> Supplied records

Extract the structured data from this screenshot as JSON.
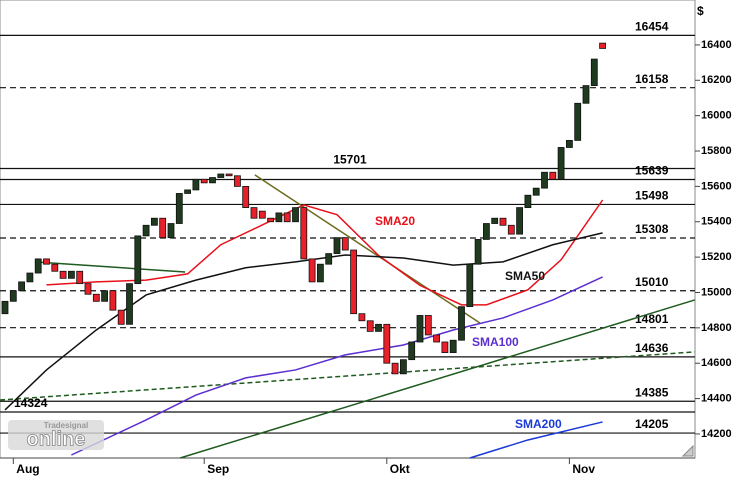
{
  "chart_data": {
    "type": "candlestick",
    "currency": "$",
    "logo": {
      "brand": "Tradesignal",
      "name": "online"
    },
    "categories": [
      null,
      "Aug",
      null,
      null,
      null,
      null,
      null,
      null,
      null,
      null,
      null,
      null,
      null,
      null,
      null,
      null,
      null,
      null,
      null,
      null,
      null,
      null,
      null,
      null,
      "Sep",
      null,
      null,
      null,
      null,
      null,
      null,
      null,
      null,
      null,
      null,
      null,
      null,
      null,
      null,
      null,
      null,
      null,
      null,
      null,
      null,
      null,
      "Okt",
      null,
      null,
      null,
      null,
      null,
      null,
      null,
      null,
      null,
      null,
      null,
      null,
      null,
      null,
      null,
      null,
      null,
      null,
      null,
      null,
      null,
      "Nov",
      null,
      null,
      null,
      null
    ],
    "open": [
      14880,
      14950,
      15010,
      15060,
      15110,
      15190,
      15160,
      15120,
      15080,
      15120,
      15050,
      14990,
      14950,
      15010,
      14900,
      14820,
      15050,
      15320,
      15380,
      15420,
      15310,
      15390,
      15560,
      15580,
      15640,
      15620,
      15650,
      15670,
      15660,
      15600,
      15480,
      15460,
      15420,
      15400,
      15450,
      15400,
      15480,
      15190,
      15060,
      15160,
      15220,
      15310,
      15240,
      14880,
      14840,
      14780,
      14820,
      14600,
      14540,
      14620,
      14720,
      14870,
      14760,
      14720,
      14660,
      14730,
      14920,
      15160,
      15300,
      15390,
      15420,
      15380,
      15330,
      15480,
      15550,
      15590,
      15680,
      15640,
      15820,
      15860,
      16070,
      16170,
      16410
    ],
    "close": [
      14950,
      15010,
      15060,
      15110,
      15190,
      15160,
      15120,
      15080,
      15120,
      15050,
      14990,
      14950,
      15010,
      14900,
      14820,
      15050,
      15320,
      15380,
      15420,
      15310,
      15390,
      15560,
      15580,
      15640,
      15620,
      15650,
      15670,
      15660,
      15600,
      15480,
      15420,
      15420,
      15400,
      15450,
      15400,
      15480,
      15190,
      15060,
      15160,
      15220,
      15310,
      15240,
      14880,
      14840,
      14780,
      14820,
      14600,
      14540,
      14620,
      14720,
      14870,
      14760,
      14720,
      14660,
      14730,
      14920,
      15160,
      15300,
      15390,
      15420,
      15380,
      15330,
      15480,
      15550,
      15590,
      15680,
      15640,
      15820,
      15860,
      16070,
      16170,
      16320,
      16380
    ],
    "up_color": "#1f3a1f",
    "down_color": "#e8202a",
    "series": [
      {
        "name": "SMA20",
        "color": "#e8101a",
        "x": [
          5,
          11,
          17,
          22,
          26,
          31,
          36,
          40,
          45,
          50,
          55,
          58,
          63,
          67,
          72
        ],
        "values": [
          15043,
          15060,
          15070,
          15105,
          15270,
          15382,
          15495,
          15440,
          15210,
          15040,
          14930,
          14930,
          15015,
          15185,
          15523
        ]
      },
      {
        "name": "SMA50",
        "color": "#111111",
        "x": [
          0,
          5,
          11,
          17,
          23,
          29,
          35,
          41,
          48,
          54,
          60,
          66,
          72
        ],
        "values": [
          14336,
          14562,
          14788,
          14986,
          15070,
          15140,
          15173,
          15212,
          15195,
          15155,
          15173,
          15270,
          15337
        ]
      },
      {
        "name": "SMA100",
        "color": "#5a2ed0",
        "x": [
          8,
          17,
          23,
          29,
          35,
          41,
          48,
          54,
          60,
          66,
          72
        ],
        "values": [
          14081,
          14279,
          14420,
          14517,
          14562,
          14647,
          14703,
          14788,
          14856,
          14958,
          15088
        ]
      },
      {
        "name": "SMA200",
        "color": "#1a3ad8",
        "x": [
          56,
          63,
          72
        ],
        "values": [
          14064,
          14166,
          14268
        ]
      }
    ],
    "levels": [
      {
        "value": 16454,
        "style": "solid",
        "label_side": "right"
      },
      {
        "value": 16158,
        "style": "dashed",
        "label_side": "right"
      },
      {
        "value": 15701,
        "style": "solid",
        "label_side": "center"
      },
      {
        "value": 15639,
        "style": "solid",
        "label_side": "right"
      },
      {
        "value": 15498,
        "style": "solid",
        "label_side": "right"
      },
      {
        "value": 15308,
        "style": "dashed",
        "label_side": "right"
      },
      {
        "value": 15010,
        "style": "dashed",
        "label_side": "right"
      },
      {
        "value": 14801,
        "style": "dashed",
        "label_side": "right"
      },
      {
        "value": 14636,
        "style": "solid",
        "label_side": "right"
      },
      {
        "value": 14385,
        "style": "solid",
        "label_side": "right"
      },
      {
        "value": 14324,
        "style": "solid",
        "label_side": "left"
      },
      {
        "value": 14205,
        "style": "solid",
        "label_side": "right"
      }
    ],
    "trend_lines": [
      {
        "color": "#1f5a1f",
        "style": "dashed",
        "x": [
          -0.6,
          83.1
        ],
        "values": [
          14392,
          14664
        ]
      },
      {
        "color": "#1f5a1f",
        "style": "solid",
        "x": [
          21.1,
          83.1
        ],
        "values": [
          14064,
          14958
        ]
      },
      {
        "color": "#1f5a1f",
        "style": "solid",
        "x": [
          3.6,
          21.7
        ],
        "values": [
          15173,
          15116
        ]
      },
      {
        "color": "#6b6b1f",
        "style": "solid",
        "x": [
          30.1,
          57.2
        ],
        "values": [
          15665,
          14828
        ]
      }
    ],
    "ylim": [
      14064,
      16654
    ],
    "yticks": [
      14200,
      14400,
      14600,
      14800,
      15000,
      15200,
      15400,
      15600,
      15800,
      16000,
      16200,
      16400
    ]
  }
}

> Problem details
Quote the data exactly, leaving every image out of the copy.

> Solution for this task
Extract the structured data from this screenshot as JSON.
{
  "chart_data": {
    "type": "candlestick",
    "currency": "$",
    "logo": {
      "brand": "Tradesignal",
      "name": "online"
    },
    "categories": [
      null,
      "Aug",
      null,
      null,
      null,
      null,
      null,
      null,
      null,
      null,
      null,
      null,
      null,
      null,
      null,
      null,
      null,
      null,
      null,
      null,
      null,
      null,
      null,
      null,
      "Sep",
      null,
      null,
      null,
      null,
      null,
      null,
      null,
      null,
      null,
      null,
      null,
      null,
      null,
      null,
      null,
      null,
      null,
      null,
      null,
      null,
      null,
      "Okt",
      null,
      null,
      null,
      null,
      null,
      null,
      null,
      null,
      null,
      null,
      null,
      null,
      null,
      null,
      null,
      null,
      null,
      null,
      null,
      null,
      null,
      "Nov",
      null,
      null,
      null,
      null
    ],
    "open": [
      14880,
      14950,
      15010,
      15060,
      15110,
      15190,
      15160,
      15120,
      15080,
      15120,
      15050,
      14990,
      14950,
      15010,
      14900,
      14820,
      15050,
      15320,
      15380,
      15420,
      15310,
      15390,
      15560,
      15580,
      15640,
      15620,
      15650,
      15670,
      15660,
      15600,
      15480,
      15460,
      15420,
      15400,
      15450,
      15400,
      15480,
      15190,
      15060,
      15160,
      15220,
      15310,
      15240,
      14880,
      14840,
      14780,
      14820,
      14600,
      14540,
      14620,
      14720,
      14870,
      14760,
      14720,
      14660,
      14730,
      14920,
      15160,
      15300,
      15390,
      15420,
      15380,
      15330,
      15480,
      15550,
      15590,
      15680,
      15640,
      15820,
      15860,
      16070,
      16170,
      16410
    ],
    "close": [
      14950,
      15010,
      15060,
      15110,
      15190,
      15160,
      15120,
      15080,
      15120,
      15050,
      14990,
      14950,
      15010,
      14900,
      14820,
      15050,
      15320,
      15380,
      15420,
      15310,
      15390,
      15560,
      15580,
      15640,
      15620,
      15650,
      15670,
      15660,
      15600,
      15480,
      15420,
      15420,
      15400,
      15450,
      15400,
      15480,
      15190,
      15060,
      15160,
      15220,
      15310,
      15240,
      14880,
      14840,
      14780,
      14820,
      14600,
      14540,
      14620,
      14720,
      14870,
      14760,
      14720,
      14660,
      14730,
      14920,
      15160,
      15300,
      15390,
      15420,
      15380,
      15330,
      15480,
      15550,
      15590,
      15680,
      15640,
      15820,
      15860,
      16070,
      16170,
      16320,
      16380
    ],
    "up_color": "#1f3a1f",
    "down_color": "#e8202a",
    "series": [
      {
        "name": "SMA20",
        "color": "#e8101a",
        "x": [
          5,
          11,
          17,
          22,
          26,
          31,
          36,
          40,
          45,
          50,
          55,
          58,
          63,
          67,
          72
        ],
        "values": [
          15043,
          15060,
          15070,
          15105,
          15270,
          15382,
          15495,
          15440,
          15210,
          15040,
          14930,
          14930,
          15015,
          15185,
          15523
        ]
      },
      {
        "name": "SMA50",
        "color": "#111111",
        "x": [
          0,
          5,
          11,
          17,
          23,
          29,
          35,
          41,
          48,
          54,
          60,
          66,
          72
        ],
        "values": [
          14336,
          14562,
          14788,
          14986,
          15070,
          15140,
          15173,
          15212,
          15195,
          15155,
          15173,
          15270,
          15337
        ]
      },
      {
        "name": "SMA100",
        "color": "#5a2ed0",
        "x": [
          8,
          17,
          23,
          29,
          35,
          41,
          48,
          54,
          60,
          66,
          72
        ],
        "values": [
          14081,
          14279,
          14420,
          14517,
          14562,
          14647,
          14703,
          14788,
          14856,
          14958,
          15088
        ]
      },
      {
        "name": "SMA200",
        "color": "#1a3ad8",
        "x": [
          56,
          63,
          72
        ],
        "values": [
          14064,
          14166,
          14268
        ]
      }
    ],
    "levels": [
      {
        "value": 16454,
        "style": "solid",
        "label_side": "right"
      },
      {
        "value": 16158,
        "style": "dashed",
        "label_side": "right"
      },
      {
        "value": 15701,
        "style": "solid",
        "label_side": "center"
      },
      {
        "value": 15639,
        "style": "solid",
        "label_side": "right"
      },
      {
        "value": 15498,
        "style": "solid",
        "label_side": "right"
      },
      {
        "value": 15308,
        "style": "dashed",
        "label_side": "right"
      },
      {
        "value": 15010,
        "style": "dashed",
        "label_side": "right"
      },
      {
        "value": 14801,
        "style": "dashed",
        "label_side": "right"
      },
      {
        "value": 14636,
        "style": "solid",
        "label_side": "right"
      },
      {
        "value": 14385,
        "style": "solid",
        "label_side": "right"
      },
      {
        "value": 14324,
        "style": "solid",
        "label_side": "left"
      },
      {
        "value": 14205,
        "style": "solid",
        "label_side": "right"
      }
    ],
    "trend_lines": [
      {
        "color": "#1f5a1f",
        "style": "dashed",
        "x": [
          -0.6,
          83.1
        ],
        "values": [
          14392,
          14664
        ]
      },
      {
        "color": "#1f5a1f",
        "style": "solid",
        "x": [
          21.1,
          83.1
        ],
        "values": [
          14064,
          14958
        ]
      },
      {
        "color": "#1f5a1f",
        "style": "solid",
        "x": [
          3.6,
          21.7
        ],
        "values": [
          15173,
          15116
        ]
      },
      {
        "color": "#6b6b1f",
        "style": "solid",
        "x": [
          30.1,
          57.2
        ],
        "values": [
          15665,
          14828
        ]
      }
    ],
    "ylim": [
      14064,
      16654
    ],
    "yticks": [
      14200,
      14400,
      14600,
      14800,
      15000,
      15200,
      15400,
      15600,
      15800,
      16000,
      16200,
      16400
    ]
  }
}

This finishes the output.